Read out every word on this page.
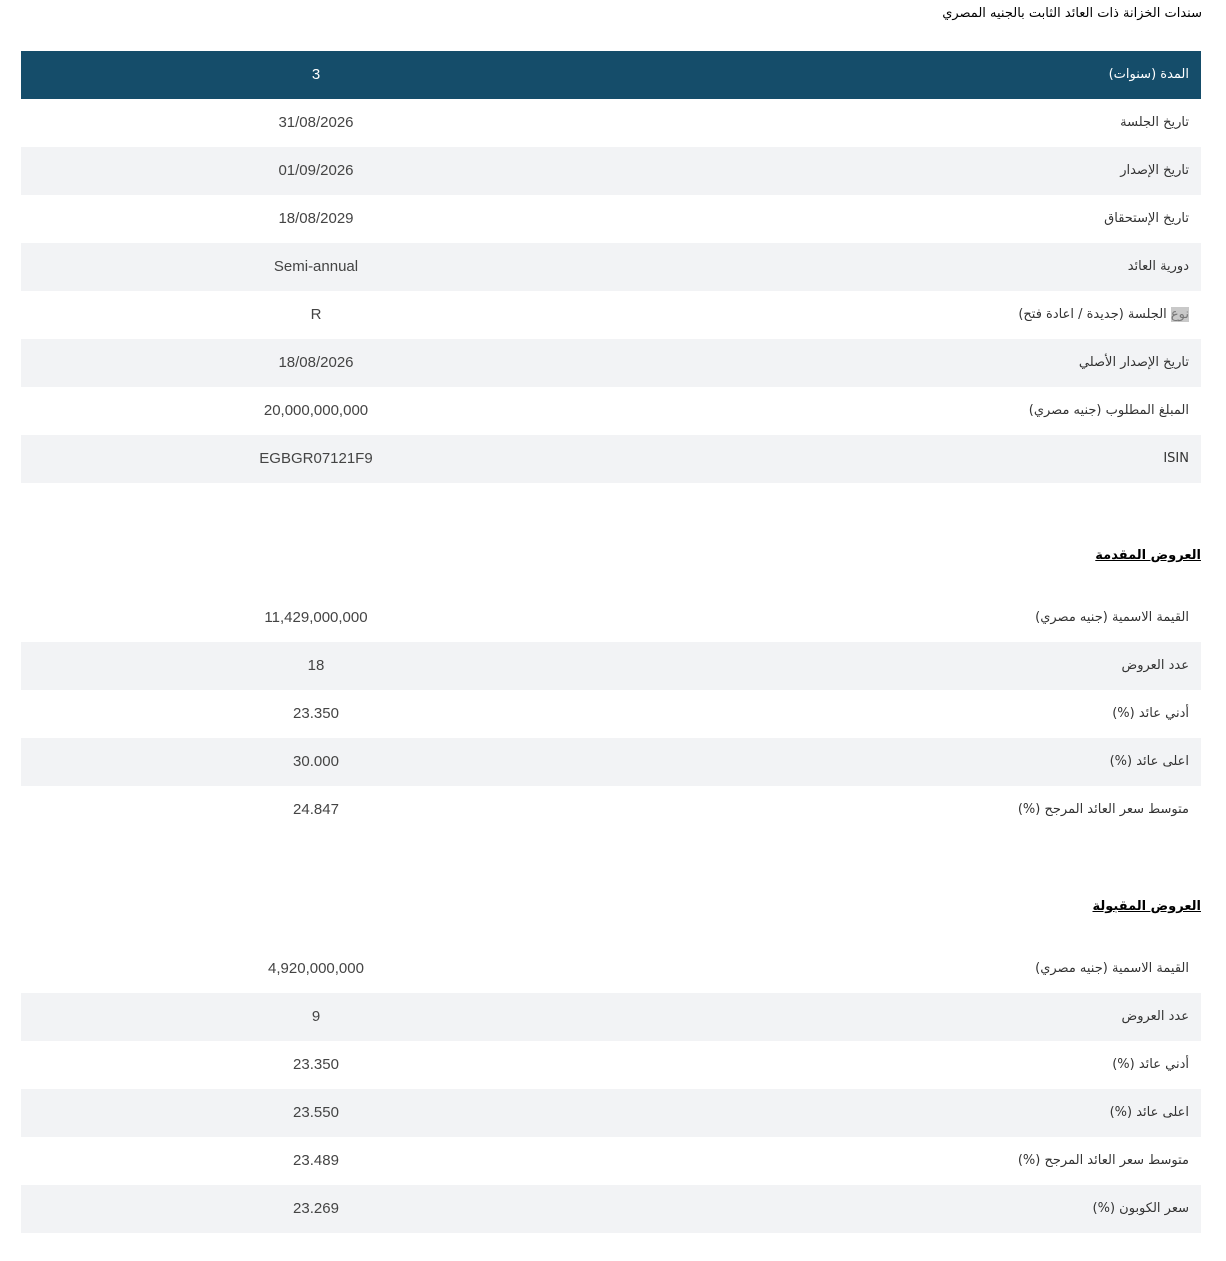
سندات الخزانة ذات العائد الثابت بالجنيه المصري
المدة (سنوات)
3
تاريخ الجلسة
31/08/2026
تاريخ الإصدار
01/09/2026
تاريخ الإستحقاق
18/08/2029
دورية العائد
Semi-annual
نوع الجلسة (جديدة / اعادة فتح)
R
تاريخ الإصدار الأصلي
18/08/2026
المبلغ المطلوب (جنيه مصري)
20,000,000,000
ISIN
EGBGR07121F9
العروض المقدمة
القيمة الاسمية (جنيه مصري)
11,429,000,000
عدد العروض
18
أدني عائد (%)
23.350
اعلى عائد (%)
30.000
متوسط سعر العائد المرجح (%)
24.847
العروض المقبولة
القيمة الاسمية (جنيه مصري)
4,920,000,000
عدد العروض
9
أدني عائد (%)
23.350
اعلى عائد (%)
23.550
متوسط سعر العائد المرجح (%)
23.489
سعر الكوبون (%)
23.269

-.-.-

* _Exercise objective_:
Select all lines in the listing that include the word "العائد".

* _Solution below_:
سندات الخزانة ذات العائد الثابت بالجنيه المصري
دورية العائد
متوسط سعر العائد المرجح (%)
متوسط سعر العائد المرجح (%)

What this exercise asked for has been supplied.